### DO THIS
Pick out all lines with the word "abbr" from the records that follow.
** Start SUPPLIED RECORDS **
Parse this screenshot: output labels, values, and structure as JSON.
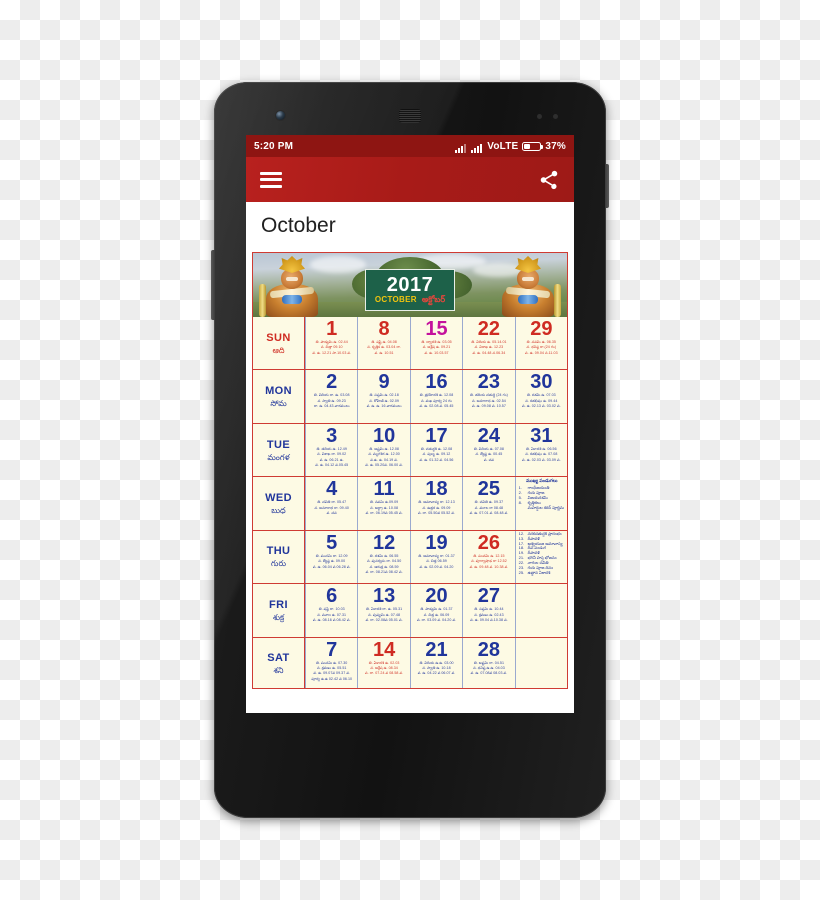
{
  "status_bar": {
    "time": "5:20 PM",
    "network_label": "VoLTE",
    "battery_percent": "37%",
    "signal_icon": "signal-bars-icon",
    "battery_icon": "battery-icon"
  },
  "app_bar": {
    "menu_icon": "hamburger-menu-icon",
    "share_icon": "share-icon",
    "background_color": "#b8211e"
  },
  "header": {
    "month_title": "October"
  },
  "banner": {
    "year": "2017",
    "month_english": "OCTOBER",
    "month_telugu": "అక్టోబర్",
    "left_deity": "hanuman-figure",
    "right_deity": "hanuman-figure",
    "plate_color": "#1d6149"
  },
  "calendar": {
    "border_color": "#cf3b33",
    "paper_color": "#fdfae4",
    "rows": [
      {
        "abbr": "SUN",
        "telugu": "ఆది",
        "label_color": "red",
        "cells": [
          {
            "date": "1",
            "color": "red",
            "lines": [
              "తి. పాడ్యమి ఉ. 02.44",
              "న. చిత్తా  09.10",
              "వ. ఉ. 12.21 సా.10.03 వ."
            ]
          },
          {
            "date": "8",
            "color": "red",
            "lines": [
              "తి. షష్టి  ఉ. 04.08",
              "న. కృత్తిక ఉ. 03.04 రా.",
              "వ. ఉ. 10.51"
            ]
          },
          {
            "date": "15",
            "color": "magenta",
            "lines": [
              "తి. ద్వాదశి ఉ. 03.05",
              "న. అశ్లేష ఉ. 09.21",
              "వ. ఉ. 10.03.57"
            ]
          },
          {
            "date": "22",
            "color": "red",
            "lines": [
              "తి. విదియ  ఉ. 05.14.01",
              "న. విశాఖ ఉ. 12.23",
              "వ. ఉ. 04.48 న.06.34"
            ]
          },
          {
            "date": "29",
            "color": "red",
            "lines": [
              "తి. నవమి ఉ. 06.35",
              "న. ధనిష్ఠ రా.(24 గం)",
              "వ. ఉ. 09.04 న.11.03"
            ]
          }
        ]
      },
      {
        "abbr": "MON",
        "telugu": "సోమ",
        "label_color": "blue",
        "cells": [
          {
            "date": "2",
            "color": "blue",
            "lines": [
              "తి. విదియ  రా. ఉ. 03.08",
              "న. స్వాతి ఉ. 09.23",
              "రా. ఉ. 04.43 వారములు"
            ]
          },
          {
            "date": "9",
            "color": "blue",
            "lines": [
              "తి. సప్తమి ఉ. 02.18",
              "న. రోహిణి ఉ. 02.09",
              "వ. ఉ. ఉ. 16 వారములు"
            ]
          },
          {
            "date": "16",
            "color": "blue",
            "lines": [
              "తి. త్రయోదశి ఉ. 12.08",
              "న. మఖ పూర్వ 24 గం",
              "వ. ఉ. 02.08 వ. 05.45"
            ]
          },
          {
            "date": "23",
            "color": "blue",
            "lines": [
              "తి. తదియ చతుర్థి  (24 గం)",
              "న. అనూరాధ ఉ. 02.54",
              "వ. ఉ. 09.08 వ. 10.57"
            ]
          },
          {
            "date": "30",
            "color": "blue",
            "lines": [
              "తి. దశమి  ఉ. 07.03",
              "న. శతభిషం ఉ. 09.44",
              "వ. ఉ. 02.13 వ. 03.02 వ."
            ]
          }
        ]
      },
      {
        "abbr": "TUE",
        "telugu": "మంగళ",
        "label_color": "blue",
        "cells": [
          {
            "date": "3",
            "color": "blue",
            "lines": [
              "తి. తదియ  ఉ. 12.49",
              "న. విశాఖ రా. 09.02",
              "వ. ఉ. 06.21 ఉ.",
              "వ. ఉ. 04.12 వ.05.45"
            ]
          },
          {
            "date": "10",
            "color": "blue",
            "lines": [
              "తి. అష్టమి ఉ. 12.08",
              "న. మృగశిర ఉ. 12.00",
              "వ.ఉ. ఉ. 04.19 వ.",
              "వ. ఉ. 05.20వ. 06.00 వ."
            ]
          },
          {
            "date": "17",
            "color": "blue",
            "lines": [
              "తి. చతుర్దశి ఉ. 12.08",
              "న. పుబ్బ ఉ. 09.12",
              "వ. ఉ. 01.32 వ. 04.56"
            ]
          },
          {
            "date": "24",
            "color": "blue",
            "lines": [
              "తి. విదియ ఉ. 07.08",
              "న. జ్యేష్ఠ ఉ. 00.45",
              "వ. చవ"
            ]
          },
          {
            "date": "31",
            "color": "blue",
            "lines": [
              "తి. ఏకాదశి  ఉ. 06.56",
              "న. శతభిషం ఉ. 07.08",
              "వ. ఉ. 02.03 వ. 03.09 వ."
            ]
          }
        ]
      },
      {
        "abbr": "WED",
        "telugu": "బుధ",
        "label_color": "blue",
        "cells": [
          {
            "date": "4",
            "color": "blue",
            "lines": [
              "తి. చవితి  రా. 05.47",
              "న. అనూరాధ రా. 09.40",
              "వ. చవ"
            ]
          },
          {
            "date": "11",
            "color": "blue",
            "lines": [
              "తి. నవమి ఉ.09.09",
              "న. ఆర్ద్రా ఉ. 10.08",
              "వ. రా. 06.19వ 05.45 వ."
            ]
          },
          {
            "date": "18",
            "color": "blue",
            "lines": [
              "తి. అమావాస్య రా. 12.13",
              "న. ఉత్తర ఉ. 09.09",
              "వ. రా. 05.50వ 05.52 వ."
            ]
          },
          {
            "date": "25",
            "color": "blue",
            "lines": [
              "తి. చవితి  ఉ. 09.37",
              "న. మూల రా 08.48",
              "వ. ఉ. 07.01 వ. 08.48 వ."
            ]
          }
        ]
      },
      {
        "abbr": "THU",
        "telugu": "గురు",
        "label_color": "blue",
        "cells": [
          {
            "date": "5",
            "color": "blue",
            "lines": [
              "తి. పంచమి  రా. 12.09",
              "న. జ్యేష్ఠ ఉ. 09.00",
              "వ. ఉ. 06.04 వ 06.28 వ."
            ]
          },
          {
            "date": "12",
            "color": "blue",
            "lines": [
              "తి. దశమి  ఉ. 06.55",
              "న. పునర్వసు రా. 04.50",
              "న. ఆరుద్ర ఉ. 08.59",
              "వ. రా. 08.21వ 08.42 వ."
            ]
          },
          {
            "date": "19",
            "color": "blue",
            "lines": [
              "తి. అమావాస్య  రా. 01.37",
              "న. చిత్త 06.59",
              "వ. ఉ. 02.09 వ. 04.20"
            ]
          },
          {
            "date": "26",
            "color": "red",
            "lines": [
              "తి. పంచమి  ఉ. 12.15",
              "న. పూర్వాషాఢ రా 12.52",
              "వ. ఉ. 09.48 వ. 10.38 వ."
            ]
          }
        ]
      },
      {
        "abbr": "FRI",
        "telugu": "శుక్ర",
        "label_color": "blue",
        "cells": [
          {
            "date": "6",
            "color": "blue",
            "lines": [
              "తి. షష్ఠి  రా. 10.03",
              "న. మూల ఉ. 07.31",
              "వ. ఉ. 08.16 వ 08.42 వ."
            ]
          },
          {
            "date": "13",
            "color": "blue",
            "lines": [
              "తి. ఏకాదశి రా. ఉ. 05.31",
              "న. పుష్యమి  ఉ. 07.48",
              "వ. రా. 02.08వ 05.01 వ."
            ]
          },
          {
            "date": "20",
            "color": "blue",
            "lines": [
              "తి. పాడ్యమి ఉ. 01.37",
              "న. చిత్త ఉ. 06.09",
              "వ. రా. 03.09 వ. 04.20 వ."
            ]
          },
          {
            "date": "27",
            "color": "blue",
            "lines": [
              "తి. సప్తమి ఉ. 10.44",
              "న. శ్రవణం ఉ. 02.43",
              "వ. ఉ. 09.04 వ.10.38 వ."
            ]
          }
        ]
      },
      {
        "abbr": "SAT",
        "telugu": "శని",
        "label_color": "blue",
        "cells": [
          {
            "date": "7",
            "color": "blue",
            "lines": [
              "తి. పంచమి  ఉ. 07.30",
              "న. శ్రవణం ఉ. 05.51",
              "వ. ఉ. 09.07వ 09.37 వ.",
              "పూర్వ ఉ.ఉ 02.42 వ 06.10"
            ]
          },
          {
            "date": "14",
            "color": "red",
            "lines": [
              "తి. ఏకాదశి  ఉ. 02.03",
              "న. ఆశ్లేష ఉ. 08.34",
              "వ. రా. 07.24 వ 08.58 వ."
            ]
          },
          {
            "date": "21",
            "color": "blue",
            "lines": [
              "తి. విదియ  ఉ.ఉ. 03.00",
              "న. స్వాతి ఉ. 10.18",
              "వ. ఉ. 04.22 వ 06.07 వ."
            ]
          },
          {
            "date": "28",
            "color": "blue",
            "lines": [
              "తి. అష్టమి  రా. 04.51",
              "న. ధనిష్ఠ ఉ.ఉ. 04.03",
              "వ. ఉ. 07.08వ 08.03 వ."
            ]
          }
        ]
      }
    ],
    "festivals": {
      "title": "ముఖ్య పండుగలు",
      "items": [
        {
          "n": "1.",
          "text": "గాంధీజయంతి"
        },
        {
          "n": "2.",
          "text": "గురు పూజ"
        },
        {
          "n": "5.",
          "text": "విజయదశమి"
        },
        {
          "n": "8.",
          "text": "కృత్తికలు"
        },
        {
          "n": "",
          "text": "మహర్షుల శరద్ పూర్ణిమ"
        },
        {
          "n": "12.",
          "text": "నరకచతుర్దశి ప్రారంభం"
        },
        {
          "n": "13.",
          "text": "దీపావళి"
        },
        {
          "n": "17.",
          "text": "ఆశ్వయుజ అమావాస్య"
        },
        {
          "n": "18.",
          "text": "దీప పండుగ"
        },
        {
          "n": "19.",
          "text": "దీపావళి"
        },
        {
          "n": "21.",
          "text": "భగినీ హస్త భోజనం"
        },
        {
          "n": "22.",
          "text": "నాగుల చవితి"
        },
        {
          "n": "23.",
          "text": "గురు పూజ దినం"
        },
        {
          "n": "25.",
          "text": "ఉత్థాన ఏకాదశి"
        }
      ]
    }
  }
}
** End SUPPLIED RECORDS **
### SOLUTION TO THIS TASK
        "abbr": "SUN",
        "abbr": "MON",
        "abbr": "TUE",
        "abbr": "WED",
        "abbr": "THU",
        "abbr": "FRI",
        "abbr": "SAT",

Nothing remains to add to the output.